Work to complete:
Find each line containing the string "text". Copy it.

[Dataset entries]
::::

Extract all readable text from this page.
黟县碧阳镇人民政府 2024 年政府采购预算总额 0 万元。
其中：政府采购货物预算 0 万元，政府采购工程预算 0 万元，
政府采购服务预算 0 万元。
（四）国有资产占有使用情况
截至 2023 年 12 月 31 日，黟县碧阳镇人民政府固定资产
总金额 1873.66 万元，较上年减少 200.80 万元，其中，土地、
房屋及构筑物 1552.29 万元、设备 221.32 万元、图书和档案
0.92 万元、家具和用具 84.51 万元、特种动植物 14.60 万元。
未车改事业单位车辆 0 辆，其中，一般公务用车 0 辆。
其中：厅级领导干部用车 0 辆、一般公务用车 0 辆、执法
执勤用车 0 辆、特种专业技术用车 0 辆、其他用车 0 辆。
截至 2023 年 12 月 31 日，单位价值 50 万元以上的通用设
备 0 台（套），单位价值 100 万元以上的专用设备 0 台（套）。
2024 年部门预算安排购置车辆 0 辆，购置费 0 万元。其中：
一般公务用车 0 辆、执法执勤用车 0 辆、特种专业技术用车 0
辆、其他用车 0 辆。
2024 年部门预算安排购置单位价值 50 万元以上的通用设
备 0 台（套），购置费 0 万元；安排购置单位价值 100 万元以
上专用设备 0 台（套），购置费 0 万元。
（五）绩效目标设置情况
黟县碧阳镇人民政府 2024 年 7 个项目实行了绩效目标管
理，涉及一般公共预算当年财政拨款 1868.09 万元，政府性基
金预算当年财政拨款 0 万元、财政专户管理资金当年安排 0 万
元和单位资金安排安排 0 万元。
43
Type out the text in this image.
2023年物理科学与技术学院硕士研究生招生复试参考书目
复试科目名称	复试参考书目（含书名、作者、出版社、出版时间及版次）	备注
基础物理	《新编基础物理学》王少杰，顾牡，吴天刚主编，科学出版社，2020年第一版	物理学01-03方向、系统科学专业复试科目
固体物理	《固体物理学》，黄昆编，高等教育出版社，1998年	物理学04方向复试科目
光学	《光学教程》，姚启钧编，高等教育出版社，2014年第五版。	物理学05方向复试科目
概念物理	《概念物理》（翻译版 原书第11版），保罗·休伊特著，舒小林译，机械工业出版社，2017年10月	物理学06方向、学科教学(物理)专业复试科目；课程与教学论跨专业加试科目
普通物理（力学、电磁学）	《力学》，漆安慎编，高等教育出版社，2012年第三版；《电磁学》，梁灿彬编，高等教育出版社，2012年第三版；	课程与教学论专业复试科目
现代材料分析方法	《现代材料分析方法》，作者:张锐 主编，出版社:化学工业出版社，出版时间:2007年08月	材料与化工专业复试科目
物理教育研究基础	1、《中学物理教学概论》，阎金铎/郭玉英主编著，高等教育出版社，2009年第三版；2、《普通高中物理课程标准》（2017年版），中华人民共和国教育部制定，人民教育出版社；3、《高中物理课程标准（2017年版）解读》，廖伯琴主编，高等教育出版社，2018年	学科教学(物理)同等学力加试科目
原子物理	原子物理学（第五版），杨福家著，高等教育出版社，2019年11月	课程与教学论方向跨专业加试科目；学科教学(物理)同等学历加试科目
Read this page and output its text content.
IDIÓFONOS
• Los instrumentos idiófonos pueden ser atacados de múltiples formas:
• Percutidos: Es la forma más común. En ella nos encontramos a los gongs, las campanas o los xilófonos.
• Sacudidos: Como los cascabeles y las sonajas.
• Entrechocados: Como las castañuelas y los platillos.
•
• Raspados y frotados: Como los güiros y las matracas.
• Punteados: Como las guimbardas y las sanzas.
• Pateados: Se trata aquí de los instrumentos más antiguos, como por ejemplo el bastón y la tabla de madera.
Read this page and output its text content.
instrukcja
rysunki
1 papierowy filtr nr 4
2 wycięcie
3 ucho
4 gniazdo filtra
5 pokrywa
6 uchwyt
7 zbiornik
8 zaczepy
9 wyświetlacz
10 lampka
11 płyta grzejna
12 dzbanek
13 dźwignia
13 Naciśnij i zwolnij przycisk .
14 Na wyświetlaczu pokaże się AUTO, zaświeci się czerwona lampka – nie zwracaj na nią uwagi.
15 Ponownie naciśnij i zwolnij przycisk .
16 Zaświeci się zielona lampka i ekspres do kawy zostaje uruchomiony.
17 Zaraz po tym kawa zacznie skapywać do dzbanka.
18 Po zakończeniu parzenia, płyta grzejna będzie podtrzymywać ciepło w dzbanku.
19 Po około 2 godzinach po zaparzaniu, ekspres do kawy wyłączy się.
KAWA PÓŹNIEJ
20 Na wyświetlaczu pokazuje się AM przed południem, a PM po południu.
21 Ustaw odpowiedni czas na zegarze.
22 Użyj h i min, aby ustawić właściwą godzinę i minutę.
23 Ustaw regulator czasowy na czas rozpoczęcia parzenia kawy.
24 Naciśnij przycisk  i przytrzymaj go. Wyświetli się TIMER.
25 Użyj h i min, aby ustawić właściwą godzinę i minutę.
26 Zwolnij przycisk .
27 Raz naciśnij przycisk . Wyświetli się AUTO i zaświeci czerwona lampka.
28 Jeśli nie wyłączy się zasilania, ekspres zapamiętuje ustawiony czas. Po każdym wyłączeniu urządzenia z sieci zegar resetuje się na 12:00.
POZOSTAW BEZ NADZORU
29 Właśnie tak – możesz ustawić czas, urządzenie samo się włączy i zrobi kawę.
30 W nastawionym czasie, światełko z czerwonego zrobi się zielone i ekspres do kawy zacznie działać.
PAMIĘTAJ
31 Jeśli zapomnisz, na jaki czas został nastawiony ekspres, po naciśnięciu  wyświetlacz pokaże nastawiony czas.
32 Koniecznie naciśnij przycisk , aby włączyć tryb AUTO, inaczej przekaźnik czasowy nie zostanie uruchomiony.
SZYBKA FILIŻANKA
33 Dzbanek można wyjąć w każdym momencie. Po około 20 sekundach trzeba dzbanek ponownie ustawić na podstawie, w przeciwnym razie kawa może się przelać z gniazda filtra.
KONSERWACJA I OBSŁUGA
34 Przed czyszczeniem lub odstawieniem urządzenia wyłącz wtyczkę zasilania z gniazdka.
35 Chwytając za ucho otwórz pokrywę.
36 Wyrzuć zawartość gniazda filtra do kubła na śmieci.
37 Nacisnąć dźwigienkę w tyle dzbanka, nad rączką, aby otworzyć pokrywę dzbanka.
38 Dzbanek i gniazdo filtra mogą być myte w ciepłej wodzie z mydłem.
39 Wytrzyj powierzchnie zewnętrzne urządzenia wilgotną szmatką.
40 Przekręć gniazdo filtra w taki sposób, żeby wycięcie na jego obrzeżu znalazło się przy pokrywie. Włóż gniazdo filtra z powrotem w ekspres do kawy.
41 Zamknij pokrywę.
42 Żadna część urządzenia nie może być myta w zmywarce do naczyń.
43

::::

Full solution:
Extract all readable text from this page.
Type out the text in this image.
Read this page and output its text content.
Read this page and output its text content.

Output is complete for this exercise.